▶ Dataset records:
------------
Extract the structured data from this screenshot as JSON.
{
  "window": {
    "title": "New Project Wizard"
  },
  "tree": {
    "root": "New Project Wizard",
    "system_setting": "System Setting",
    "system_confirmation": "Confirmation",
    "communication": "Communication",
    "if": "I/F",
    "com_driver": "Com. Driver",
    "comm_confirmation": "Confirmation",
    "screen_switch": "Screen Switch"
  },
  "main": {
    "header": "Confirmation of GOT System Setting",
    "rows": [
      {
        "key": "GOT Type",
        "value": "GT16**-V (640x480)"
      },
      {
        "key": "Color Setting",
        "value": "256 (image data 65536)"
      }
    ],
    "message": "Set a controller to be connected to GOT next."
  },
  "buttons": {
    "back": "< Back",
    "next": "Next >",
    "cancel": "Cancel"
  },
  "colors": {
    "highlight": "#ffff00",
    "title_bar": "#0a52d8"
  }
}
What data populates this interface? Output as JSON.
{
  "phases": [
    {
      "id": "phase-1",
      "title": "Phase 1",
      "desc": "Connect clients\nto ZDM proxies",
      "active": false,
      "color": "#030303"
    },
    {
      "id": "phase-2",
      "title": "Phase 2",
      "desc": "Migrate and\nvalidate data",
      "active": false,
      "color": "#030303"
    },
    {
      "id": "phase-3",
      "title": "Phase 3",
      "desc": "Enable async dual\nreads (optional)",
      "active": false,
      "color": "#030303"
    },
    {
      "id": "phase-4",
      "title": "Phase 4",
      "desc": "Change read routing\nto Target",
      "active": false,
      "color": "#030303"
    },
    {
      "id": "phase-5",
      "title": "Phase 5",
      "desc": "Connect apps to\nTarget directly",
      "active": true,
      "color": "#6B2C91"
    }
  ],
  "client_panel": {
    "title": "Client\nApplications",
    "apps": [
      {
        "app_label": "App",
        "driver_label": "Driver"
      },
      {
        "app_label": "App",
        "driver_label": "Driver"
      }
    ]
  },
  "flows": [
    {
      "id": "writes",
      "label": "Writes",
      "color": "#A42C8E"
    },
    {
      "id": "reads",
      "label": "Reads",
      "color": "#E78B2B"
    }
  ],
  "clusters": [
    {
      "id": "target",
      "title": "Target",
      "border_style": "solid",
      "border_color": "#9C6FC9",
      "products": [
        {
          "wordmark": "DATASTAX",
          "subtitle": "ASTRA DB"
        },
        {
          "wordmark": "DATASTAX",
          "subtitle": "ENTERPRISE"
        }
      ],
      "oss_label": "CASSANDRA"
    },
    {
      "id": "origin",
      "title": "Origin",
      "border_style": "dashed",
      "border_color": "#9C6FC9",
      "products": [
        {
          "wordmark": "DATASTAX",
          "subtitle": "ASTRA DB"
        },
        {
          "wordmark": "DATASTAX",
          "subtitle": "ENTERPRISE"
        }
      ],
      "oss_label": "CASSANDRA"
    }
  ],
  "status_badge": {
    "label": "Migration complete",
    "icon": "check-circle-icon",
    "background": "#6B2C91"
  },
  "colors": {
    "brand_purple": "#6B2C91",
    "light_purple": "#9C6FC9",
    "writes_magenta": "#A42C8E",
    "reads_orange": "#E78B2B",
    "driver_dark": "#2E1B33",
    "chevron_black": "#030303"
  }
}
------------
▶ EXERCISE DETAILS: Using the entries above, please restate each one word for word.

▶ TASK RESULT:
Extract the structured data from this screenshot as JSON.
{
  "window": {
    "title": "New Project Wizard"
  },
  "tree": {
    "root": "New Project Wizard",
    "system_setting": "System Setting",
    "system_confirmation": "Confirmation",
    "communication": "Communication",
    "if": "I/F",
    "com_driver": "Com. Driver",
    "comm_confirmation": "Confirmation",
    "screen_switch": "Screen Switch"
  },
  "main": {
    "header": "Confirmation of GOT System Setting",
    "rows": [
      {
        "key": "GOT Type",
        "value": "GT16**-V (640x480)"
      },
      {
        "key": "Color Setting",
        "value": "256 (image data 65536)"
      }
    ],
    "message": "Set a controller to be connected to GOT next."
  },
  "buttons": {
    "back": "< Back",
    "next": "Next >",
    "cancel": "Cancel"
  },
  "colors": {
    "highlight": "#ffff00",
    "title_bar": "#0a52d8"
  }
}
What data populates this interface? Output as JSON.
{
  "phases": [
    {
      "id": "phase-1",
      "title": "Phase 1",
      "desc": "Connect clients\nto ZDM proxies",
      "active": false,
      "color": "#030303"
    },
    {
      "id": "phase-2",
      "title": "Phase 2",
      "desc": "Migrate and\nvalidate data",
      "active": false,
      "color": "#030303"
    },
    {
      "id": "phase-3",
      "title": "Phase 3",
      "desc": "Enable async dual\nreads (optional)",
      "active": false,
      "color": "#030303"
    },
    {
      "id": "phase-4",
      "title": "Phase 4",
      "desc": "Change read routing\nto Target",
      "active": false,
      "color": "#030303"
    },
    {
      "id": "phase-5",
      "title": "Phase 5",
      "desc": "Connect apps to\nTarget directly",
      "active": true,
      "color": "#6B2C91"
    }
  ],
  "client_panel": {
    "title": "Client\nApplications",
    "apps": [
      {
        "app_label": "App",
        "driver_label": "Driver"
      },
      {
        "app_label": "App",
        "driver_label": "Driver"
      }
    ]
  },
  "flows": [
    {
      "id": "writes",
      "label": "Writes",
      "color": "#A42C8E"
    },
    {
      "id": "reads",
      "label": "Reads",
      "color": "#E78B2B"
    }
  ],
  "clusters": [
    {
      "id": "target",
      "title": "Target",
      "border_style": "solid",
      "border_color": "#9C6FC9",
      "products": [
        {
          "wordmark": "DATASTAX",
          "subtitle": "ASTRA DB"
        },
        {
          "wordmark": "DATASTAX",
          "subtitle": "ENTERPRISE"
        }
      ],
      "oss_label": "CASSANDRA"
    },
    {
      "id": "origin",
      "title": "Origin",
      "border_style": "dashed",
      "border_color": "#9C6FC9",
      "products": [
        {
          "wordmark": "DATASTAX",
          "subtitle": "ASTRA DB"
        },
        {
          "wordmark": "DATASTAX",
          "subtitle": "ENTERPRISE"
        }
      ],
      "oss_label": "CASSANDRA"
    }
  ],
  "status_badge": {
    "label": "Migration complete",
    "icon": "check-circle-icon",
    "background": "#6B2C91"
  },
  "colors": {
    "brand_purple": "#6B2C91",
    "light_purple": "#9C6FC9",
    "writes_magenta": "#A42C8E",
    "reads_orange": "#E78B2B",
    "driver_dark": "#2E1B33",
    "chevron_black": "#030303"
  }
}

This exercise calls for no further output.